- [What is expected]: Say how many lines contain the word "label" and give no other text.

- [Information supplied]:

━━━━━━━━

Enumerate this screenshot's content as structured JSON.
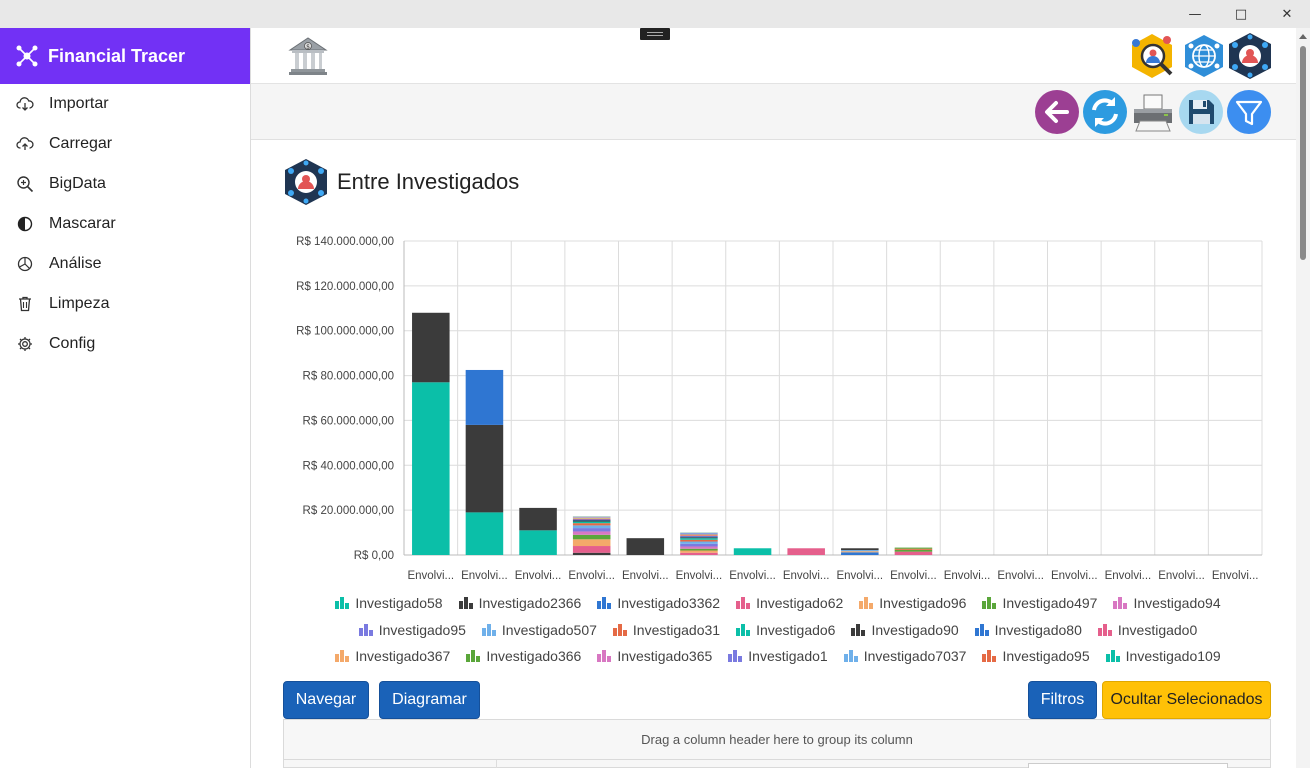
{
  "app": {
    "title": "Financial Tracer"
  },
  "sidebar": {
    "items": [
      {
        "label": "Importar",
        "icon": "cloud-download-icon"
      },
      {
        "label": "Carregar",
        "icon": "cloud-upload-icon"
      },
      {
        "label": "BigData",
        "icon": "zoom-icon"
      },
      {
        "label": "Mascarar",
        "icon": "contrast-icon"
      },
      {
        "label": "Análise",
        "icon": "pie-chart-icon"
      },
      {
        "label": "Limpeza",
        "icon": "trash-icon"
      },
      {
        "label": "Config",
        "icon": "gear-icon"
      }
    ]
  },
  "page": {
    "title": "Entre Investigados"
  },
  "buttons": {
    "navegar": "Navegar",
    "diagramar": "Diagramar",
    "filtros": "Filtros",
    "ocultar": "Ocultar Selecionados"
  },
  "grid": {
    "group_hint": "Drag a column header here to group its column"
  },
  "colors": {
    "accent": "#7231f5",
    "primary_button": "#1a62b8",
    "warning_button": "#ffc107"
  },
  "chart_data": {
    "type": "bar",
    "stacked": true,
    "ylim": [
      0,
      140000000
    ],
    "y_ticks": [
      "R$ 0,00",
      "R$ 20.000.000,00",
      "R$ 40.000.000,00",
      "R$ 60.000.000,00",
      "R$ 80.000.000,00",
      "R$ 100.000.000,00",
      "R$ 120.000.000,00",
      "R$ 140.000.000,00"
    ],
    "categories": [
      "Envolvi...",
      "Envolvi...",
      "Envolvi...",
      "Envolvi...",
      "Envolvi...",
      "Envolvi...",
      "Envolvi...",
      "Envolvi...",
      "Envolvi...",
      "Envolvi...",
      "Envolvi...",
      "Envolvi...",
      "Envolvi...",
      "Envolvi...",
      "Envolvi...",
      "Envolvi..."
    ],
    "grid": true,
    "legend_position": "bottom",
    "series": [
      {
        "name": "Investigado58",
        "color": "#0bbfa8",
        "values": [
          77000000,
          19000000,
          11000000,
          0,
          0,
          0,
          3000000,
          0,
          0,
          0,
          0,
          0,
          0,
          0,
          0,
          0
        ]
      },
      {
        "name": "Investigado2366",
        "color": "#3b3b3b",
        "values": [
          31000000,
          39000000,
          10000000,
          1000000,
          7500000,
          0,
          0,
          0,
          0,
          0,
          0,
          0,
          0,
          0,
          0,
          0
        ]
      },
      {
        "name": "Investigado3362",
        "color": "#2f76d2",
        "values": [
          0,
          24500000,
          0,
          0,
          0,
          0,
          0,
          0,
          1200000,
          0,
          0,
          0,
          0,
          0,
          0,
          0
        ]
      },
      {
        "name": "Investigado62",
        "color": "#e55f8c",
        "values": [
          0,
          0,
          0,
          3000000,
          0,
          1000000,
          0,
          3000000,
          0,
          1500000,
          0,
          0,
          0,
          0,
          0,
          0
        ]
      },
      {
        "name": "Investigado96",
        "color": "#f4a96a",
        "values": [
          0,
          0,
          0,
          3000000,
          0,
          1000000,
          0,
          0,
          500000,
          0,
          0,
          0,
          0,
          0,
          0,
          0
        ]
      },
      {
        "name": "Investigado497",
        "color": "#5aa63a",
        "values": [
          0,
          0,
          0,
          2000000,
          0,
          800000,
          0,
          0,
          0,
          800000,
          0,
          0,
          0,
          0,
          0,
          0
        ]
      },
      {
        "name": "Investigado94",
        "color": "#d877c2",
        "values": [
          0,
          0,
          0,
          1500000,
          0,
          1000000,
          0,
          0,
          0,
          0,
          0,
          0,
          0,
          0,
          0,
          0
        ]
      },
      {
        "name": "Investigado95",
        "color": "#7a7ae0",
        "values": [
          0,
          0,
          0,
          1500000,
          0,
          1200000,
          0,
          0,
          0,
          0,
          0,
          0,
          0,
          0,
          0,
          0
        ]
      },
      {
        "name": "Investigado507",
        "color": "#6fb0ea",
        "values": [
          0,
          0,
          0,
          1200000,
          0,
          1000000,
          0,
          0,
          500000,
          0,
          0,
          0,
          0,
          0,
          0,
          0
        ]
      },
      {
        "name": "Investigado31",
        "color": "#e56a45",
        "values": [
          0,
          0,
          0,
          1000000,
          0,
          800000,
          0,
          0,
          0,
          500000,
          0,
          0,
          0,
          0,
          0,
          0
        ]
      },
      {
        "name": "Investigado6",
        "color": "#0bbfa8",
        "values": [
          0,
          0,
          0,
          700000,
          0,
          700000,
          0,
          0,
          0,
          0,
          0,
          0,
          0,
          0,
          0,
          0
        ]
      },
      {
        "name": "Investigado90",
        "color": "#3b3b3b",
        "values": [
          0,
          0,
          0,
          500000,
          0,
          400000,
          0,
          0,
          800000,
          0,
          0,
          0,
          0,
          0,
          0,
          0
        ]
      },
      {
        "name": "Investigado80",
        "color": "#2f76d2",
        "values": [
          0,
          0,
          0,
          400000,
          0,
          500000,
          0,
          0,
          0,
          0,
          0,
          0,
          0,
          0,
          0,
          0
        ]
      },
      {
        "name": "Investigado0",
        "color": "#e55f8c",
        "values": [
          0,
          0,
          0,
          300000,
          0,
          300000,
          0,
          0,
          0,
          0,
          0,
          0,
          0,
          0,
          0,
          0
        ]
      },
      {
        "name": "Investigado367",
        "color": "#f4a96a",
        "values": [
          0,
          0,
          0,
          300000,
          0,
          300000,
          0,
          0,
          0,
          0,
          0,
          0,
          0,
          0,
          0,
          0
        ]
      },
      {
        "name": "Investigado366",
        "color": "#5aa63a",
        "values": [
          0,
          0,
          0,
          200000,
          0,
          200000,
          0,
          0,
          0,
          500000,
          0,
          0,
          0,
          0,
          0,
          0
        ]
      },
      {
        "name": "Investigado365",
        "color": "#d877c2",
        "values": [
          0,
          0,
          0,
          200000,
          0,
          200000,
          0,
          0,
          0,
          0,
          0,
          0,
          0,
          0,
          0,
          0
        ]
      },
      {
        "name": "Investigado1",
        "color": "#7a7ae0",
        "values": [
          0,
          0,
          0,
          100000,
          0,
          200000,
          0,
          0,
          0,
          0,
          0,
          0,
          0,
          0,
          0,
          0
        ]
      },
      {
        "name": "Investigado7037",
        "color": "#6fb0ea",
        "values": [
          0,
          0,
          0,
          100000,
          0,
          200000,
          0,
          0,
          0,
          0,
          0,
          0,
          0,
          0,
          0,
          0
        ]
      },
      {
        "name": "Investigado95",
        "color": "#e56a45",
        "values": [
          0,
          0,
          0,
          100000,
          0,
          100000,
          0,
          0,
          0,
          0,
          0,
          0,
          0,
          0,
          0,
          0
        ]
      },
      {
        "name": "Investigado109",
        "color": "#0bbfa8",
        "values": [
          0,
          0,
          0,
          100000,
          0,
          100000,
          0,
          0,
          0,
          0,
          0,
          0,
          0,
          0,
          0,
          0
        ]
      }
    ]
  }
}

━━━━━━━━

- [Result]: 7